==== Quoted passage

- Born: 12 November 1945 (age 80) Pennsylvania
- Occupations: Author, Storyteller, Editor, Translator
- Writing career
- Period: 1980s–present
- Genres: children's books, storytelling, New Mexican Spanish tales

= Joe Hayes (author and storyteller) =

American storyteller

Joseph (Joe) Hayes (born November 12, 1945) is an American author and teller of stories mainly found in the folklore of the American Southwest. Hayes was an early pioneer of bilingual Spanish/English storytelling. Joe currently lives in Santa Fe, New Mexico.

==Early life==
Born in rural Western Pennsylvania not far from Pittsburgh, Joe was the youngest of five children, with two brothers and two sisters. His father often told stories to the children. Later, Joe would do the same for his children. The family later moved west to Benson, a small town in Arizona. Spending his late childhood and adolescent years in Southern Arizona, Joe picked up the Spanish that would become an integral part of his storytelling and writing.

========

- Problems to work on -
[1] In the Joe Hayes biography, what town in Arizona did his family move to?
[2] Print the stretch of the Joe Hayes biography from "Joseph (Joe) Hayes" through "storytelling and writing.".
The data that follows has no connection to the Joe Hayes biography.

==== Dataset records

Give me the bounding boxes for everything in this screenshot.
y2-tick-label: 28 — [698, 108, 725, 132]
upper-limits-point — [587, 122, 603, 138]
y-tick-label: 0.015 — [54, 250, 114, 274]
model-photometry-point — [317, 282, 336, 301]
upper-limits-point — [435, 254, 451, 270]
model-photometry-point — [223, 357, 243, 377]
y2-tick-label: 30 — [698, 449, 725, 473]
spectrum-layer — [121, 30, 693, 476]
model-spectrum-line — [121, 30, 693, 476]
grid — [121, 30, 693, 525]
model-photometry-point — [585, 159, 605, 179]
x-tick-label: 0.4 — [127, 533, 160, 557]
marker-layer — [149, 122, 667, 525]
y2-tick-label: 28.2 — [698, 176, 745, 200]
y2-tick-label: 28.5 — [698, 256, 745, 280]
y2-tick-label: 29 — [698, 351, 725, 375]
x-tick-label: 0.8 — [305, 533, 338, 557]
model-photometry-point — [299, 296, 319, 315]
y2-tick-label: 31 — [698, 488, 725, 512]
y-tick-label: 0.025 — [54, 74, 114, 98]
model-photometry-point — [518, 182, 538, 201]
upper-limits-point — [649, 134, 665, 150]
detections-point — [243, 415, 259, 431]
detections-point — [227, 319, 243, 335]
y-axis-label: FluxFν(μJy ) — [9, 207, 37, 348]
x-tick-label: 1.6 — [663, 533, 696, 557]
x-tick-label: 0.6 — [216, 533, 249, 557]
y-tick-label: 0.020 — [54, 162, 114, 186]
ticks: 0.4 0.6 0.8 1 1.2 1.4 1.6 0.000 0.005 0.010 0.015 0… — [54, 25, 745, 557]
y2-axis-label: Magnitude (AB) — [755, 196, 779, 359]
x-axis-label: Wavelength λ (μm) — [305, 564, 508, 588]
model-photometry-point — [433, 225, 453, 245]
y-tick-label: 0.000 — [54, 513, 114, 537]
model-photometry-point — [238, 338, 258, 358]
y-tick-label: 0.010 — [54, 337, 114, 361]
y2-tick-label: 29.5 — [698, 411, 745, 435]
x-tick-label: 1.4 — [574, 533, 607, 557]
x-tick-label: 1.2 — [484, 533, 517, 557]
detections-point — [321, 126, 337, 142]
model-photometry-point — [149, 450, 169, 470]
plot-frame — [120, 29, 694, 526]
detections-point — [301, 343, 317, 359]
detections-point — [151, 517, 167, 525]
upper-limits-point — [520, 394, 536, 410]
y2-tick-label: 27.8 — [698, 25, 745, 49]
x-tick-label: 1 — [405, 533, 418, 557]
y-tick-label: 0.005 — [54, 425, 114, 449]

========

- Answer set -
[1] Benson

[2]
Joseph (Joe) Hayes (born November 12, 1945) is an American author and teller of stories mainly found in the folklore of the American Southwest. Hayes was an early pioneer of bilingual Spanish/English storytelling. Joe currently lives in Santa Fe, New Mexico.

==Early life==
Born in rural Western Pennsylvania not far from Pittsburgh, Joe was the youngest of five children, with two brothers and two sisters. His father often told stories to the children. Later, Joe would do the same for his children. The family later moved west to Benson, a small town in Arizona. Spending his late childhood and adolescent years in Southern Arizona, Joe picked up the Spanish that would become an integral part of his storytelling and writing.